Entries from a dataset
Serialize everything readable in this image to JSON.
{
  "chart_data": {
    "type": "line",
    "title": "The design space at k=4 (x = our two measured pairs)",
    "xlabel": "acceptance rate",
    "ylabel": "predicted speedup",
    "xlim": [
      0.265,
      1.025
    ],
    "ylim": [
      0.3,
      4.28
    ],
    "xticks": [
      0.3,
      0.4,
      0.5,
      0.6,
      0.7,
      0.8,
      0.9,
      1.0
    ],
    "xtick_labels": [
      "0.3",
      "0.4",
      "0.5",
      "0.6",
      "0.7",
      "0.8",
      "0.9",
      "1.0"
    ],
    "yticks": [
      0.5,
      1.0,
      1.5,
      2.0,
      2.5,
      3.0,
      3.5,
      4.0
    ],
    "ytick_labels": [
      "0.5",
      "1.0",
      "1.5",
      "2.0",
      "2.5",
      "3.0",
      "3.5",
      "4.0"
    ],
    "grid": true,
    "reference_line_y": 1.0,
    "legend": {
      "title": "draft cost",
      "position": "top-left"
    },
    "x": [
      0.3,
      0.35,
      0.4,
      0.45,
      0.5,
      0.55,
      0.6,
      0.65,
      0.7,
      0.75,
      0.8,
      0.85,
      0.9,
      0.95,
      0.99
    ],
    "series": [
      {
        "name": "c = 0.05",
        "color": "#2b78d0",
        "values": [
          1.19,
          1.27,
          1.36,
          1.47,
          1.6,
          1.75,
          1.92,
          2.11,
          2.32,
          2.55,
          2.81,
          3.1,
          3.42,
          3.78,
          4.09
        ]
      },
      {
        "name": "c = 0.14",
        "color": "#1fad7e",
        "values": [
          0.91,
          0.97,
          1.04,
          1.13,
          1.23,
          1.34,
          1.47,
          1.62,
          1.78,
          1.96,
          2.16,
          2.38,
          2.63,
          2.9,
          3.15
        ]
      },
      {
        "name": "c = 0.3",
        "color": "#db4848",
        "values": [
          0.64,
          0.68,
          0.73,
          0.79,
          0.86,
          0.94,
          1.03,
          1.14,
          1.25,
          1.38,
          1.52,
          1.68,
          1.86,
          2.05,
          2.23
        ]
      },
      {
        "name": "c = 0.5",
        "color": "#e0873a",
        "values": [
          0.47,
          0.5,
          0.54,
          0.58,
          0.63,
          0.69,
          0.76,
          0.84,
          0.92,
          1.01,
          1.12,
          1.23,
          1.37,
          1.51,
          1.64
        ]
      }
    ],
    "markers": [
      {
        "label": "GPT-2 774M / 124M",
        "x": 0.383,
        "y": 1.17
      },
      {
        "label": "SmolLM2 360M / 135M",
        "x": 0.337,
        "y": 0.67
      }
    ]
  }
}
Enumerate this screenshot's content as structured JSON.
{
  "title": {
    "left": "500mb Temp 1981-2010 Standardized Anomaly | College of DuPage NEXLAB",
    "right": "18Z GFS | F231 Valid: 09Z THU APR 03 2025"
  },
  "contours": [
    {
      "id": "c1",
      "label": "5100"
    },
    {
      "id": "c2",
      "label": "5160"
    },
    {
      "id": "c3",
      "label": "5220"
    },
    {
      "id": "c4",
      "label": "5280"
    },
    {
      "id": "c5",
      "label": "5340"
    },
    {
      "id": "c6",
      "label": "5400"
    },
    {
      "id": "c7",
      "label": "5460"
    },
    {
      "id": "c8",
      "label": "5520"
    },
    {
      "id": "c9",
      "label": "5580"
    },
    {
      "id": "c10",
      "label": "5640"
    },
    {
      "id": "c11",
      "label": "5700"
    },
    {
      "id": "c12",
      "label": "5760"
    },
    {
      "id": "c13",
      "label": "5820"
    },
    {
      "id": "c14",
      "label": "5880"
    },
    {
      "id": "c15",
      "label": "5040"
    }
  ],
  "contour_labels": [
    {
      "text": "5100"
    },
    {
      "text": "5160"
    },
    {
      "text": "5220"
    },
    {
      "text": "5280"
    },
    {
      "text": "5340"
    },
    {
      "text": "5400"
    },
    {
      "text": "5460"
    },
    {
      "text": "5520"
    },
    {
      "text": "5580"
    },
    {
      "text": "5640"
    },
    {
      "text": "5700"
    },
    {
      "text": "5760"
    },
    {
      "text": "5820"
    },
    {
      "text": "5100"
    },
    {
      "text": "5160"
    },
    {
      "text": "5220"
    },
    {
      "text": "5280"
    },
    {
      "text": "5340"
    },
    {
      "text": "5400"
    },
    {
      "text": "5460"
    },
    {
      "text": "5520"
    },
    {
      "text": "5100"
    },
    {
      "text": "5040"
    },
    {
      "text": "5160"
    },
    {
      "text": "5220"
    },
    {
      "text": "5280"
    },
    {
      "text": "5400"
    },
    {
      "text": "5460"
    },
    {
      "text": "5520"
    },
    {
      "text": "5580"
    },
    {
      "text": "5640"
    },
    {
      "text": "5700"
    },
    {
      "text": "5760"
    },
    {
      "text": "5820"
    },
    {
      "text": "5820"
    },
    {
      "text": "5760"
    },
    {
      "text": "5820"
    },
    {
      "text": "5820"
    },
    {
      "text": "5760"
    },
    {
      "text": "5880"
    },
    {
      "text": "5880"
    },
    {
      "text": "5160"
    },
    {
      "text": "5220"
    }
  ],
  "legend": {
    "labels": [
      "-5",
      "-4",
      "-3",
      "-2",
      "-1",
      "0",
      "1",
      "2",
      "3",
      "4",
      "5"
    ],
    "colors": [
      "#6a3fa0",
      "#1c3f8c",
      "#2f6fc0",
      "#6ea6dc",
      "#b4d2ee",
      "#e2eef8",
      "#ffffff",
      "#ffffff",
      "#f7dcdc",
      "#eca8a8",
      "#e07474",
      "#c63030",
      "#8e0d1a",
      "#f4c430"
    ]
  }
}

→ **Written instruction**
Output the full listing exactly as it stands.

→ **Solution below**
Serialize everything readable in this image to JSON.
{
  "chart_data": {
    "type": "line",
    "title": "The design space at k=4 (x = our two measured pairs)",
    "xlabel": "acceptance rate",
    "ylabel": "predicted speedup",
    "xlim": [
      0.265,
      1.025
    ],
    "ylim": [
      0.3,
      4.28
    ],
    "xticks": [
      0.3,
      0.4,
      0.5,
      0.6,
      0.7,
      0.8,
      0.9,
      1.0
    ],
    "xtick_labels": [
      "0.3",
      "0.4",
      "0.5",
      "0.6",
      "0.7",
      "0.8",
      "0.9",
      "1.0"
    ],
    "yticks": [
      0.5,
      1.0,
      1.5,
      2.0,
      2.5,
      3.0,
      3.5,
      4.0
    ],
    "ytick_labels": [
      "0.5",
      "1.0",
      "1.5",
      "2.0",
      "2.5",
      "3.0",
      "3.5",
      "4.0"
    ],
    "grid": true,
    "reference_line_y": 1.0,
    "legend": {
      "title": "draft cost",
      "position": "top-left"
    },
    "x": [
      0.3,
      0.35,
      0.4,
      0.45,
      0.5,
      0.55,
      0.6,
      0.65,
      0.7,
      0.75,
      0.8,
      0.85,
      0.9,
      0.95,
      0.99
    ],
    "series": [
      {
        "name": "c = 0.05",
        "color": "#2b78d0",
        "values": [
          1.19,
          1.27,
          1.36,
          1.47,
          1.6,
          1.75,
          1.92,
          2.11,
          2.32,
          2.55,
          2.81,
          3.1,
          3.42,
          3.78,
          4.09
        ]
      },
      {
        "name": "c = 0.14",
        "color": "#1fad7e",
        "values": [
          0.91,
          0.97,
          1.04,
          1.13,
          1.23,
          1.34,
          1.47,
          1.62,
          1.78,
          1.96,
          2.16,
          2.38,
          2.63,
          2.9,
          3.15
        ]
      },
      {
        "name": "c = 0.3",
        "color": "#db4848",
        "values": [
          0.64,
          0.68,
          0.73,
          0.79,
          0.86,
          0.94,
          1.03,
          1.14,
          1.25,
          1.38,
          1.52,
          1.68,
          1.86,
          2.05,
          2.23
        ]
      },
      {
        "name": "c = 0.5",
        "color": "#e0873a",
        "values": [
          0.47,
          0.5,
          0.54,
          0.58,
          0.63,
          0.69,
          0.76,
          0.84,
          0.92,
          1.01,
          1.12,
          1.23,
          1.37,
          1.51,
          1.64
        ]
      }
    ],
    "markers": [
      {
        "label": "GPT-2 774M / 124M",
        "x": 0.383,
        "y": 1.17
      },
      {
        "label": "SmolLM2 360M / 135M",
        "x": 0.337,
        "y": 0.67
      }
    ]
  }
}
Enumerate this screenshot's content as structured JSON.
{
  "title": {
    "left": "500mb Temp 1981-2010 Standardized Anomaly | College of DuPage NEXLAB",
    "right": "18Z GFS | F231 Valid: 09Z THU APR 03 2025"
  },
  "contours": [
    {
      "id": "c1",
      "label": "5100"
    },
    {
      "id": "c2",
      "label": "5160"
    },
    {
      "id": "c3",
      "label": "5220"
    },
    {
      "id": "c4",
      "label": "5280"
    },
    {
      "id": "c5",
      "label": "5340"
    },
    {
      "id": "c6",
      "label": "5400"
    },
    {
      "id": "c7",
      "label": "5460"
    },
    {
      "id": "c8",
      "label": "5520"
    },
    {
      "id": "c9",
      "label": "5580"
    },
    {
      "id": "c10",
      "label": "5640"
    },
    {
      "id": "c11",
      "label": "5700"
    },
    {
      "id": "c12",
      "label": "5760"
    },
    {
      "id": "c13",
      "label": "5820"
    },
    {
      "id": "c14",
      "label": "5880"
    },
    {
      "id": "c15",
      "label": "5040"
    }
  ],
  "contour_labels": [
    {
      "text": "5100"
    },
    {
      "text": "5160"
    },
    {
      "text": "5220"
    },
    {
      "text": "5280"
    },
    {
      "text": "5340"
    },
    {
      "text": "5400"
    },
    {
      "text": "5460"
    },
    {
      "text": "5520"
    },
    {
      "text": "5580"
    },
    {
      "text": "5640"
    },
    {
      "text": "5700"
    },
    {
      "text": "5760"
    },
    {
      "text": "5820"
    },
    {
      "text": "5100"
    },
    {
      "text": "5160"
    },
    {
      "text": "5220"
    },
    {
      "text": "5280"
    },
    {
      "text": "5340"
    },
    {
      "text": "5400"
    },
    {
      "text": "5460"
    },
    {
      "text": "5520"
    },
    {
      "text": "5100"
    },
    {
      "text": "5040"
    },
    {
      "text": "5160"
    },
    {
      "text": "5220"
    },
    {
      "text": "5280"
    },
    {
      "text": "5400"
    },
    {
      "text": "5460"
    },
    {
      "text": "5520"
    },
    {
      "text": "5580"
    },
    {
      "text": "5640"
    },
    {
      "text": "5700"
    },
    {
      "text": "5760"
    },
    {
      "text": "5820"
    },
    {
      "text": "5820"
    },
    {
      "text": "5760"
    },
    {
      "text": "5820"
    },
    {
      "text": "5820"
    },
    {
      "text": "5760"
    },
    {
      "text": "5880"
    },
    {
      "text": "5880"
    },
    {
      "text": "5160"
    },
    {
      "text": "5220"
    }
  ],
  "legend": {
    "labels": [
      "-5",
      "-4",
      "-3",
      "-2",
      "-1",
      "0",
      "1",
      "2",
      "3",
      "4",
      "5"
    ],
    "colors": [
      "#6a3fa0",
      "#1c3f8c",
      "#2f6fc0",
      "#6ea6dc",
      "#b4d2ee",
      "#e2eef8",
      "#ffffff",
      "#ffffff",
      "#f7dcdc",
      "#eca8a8",
      "#e07474",
      "#c63030",
      "#8e0d1a",
      "#f4c430"
    ]
  }
}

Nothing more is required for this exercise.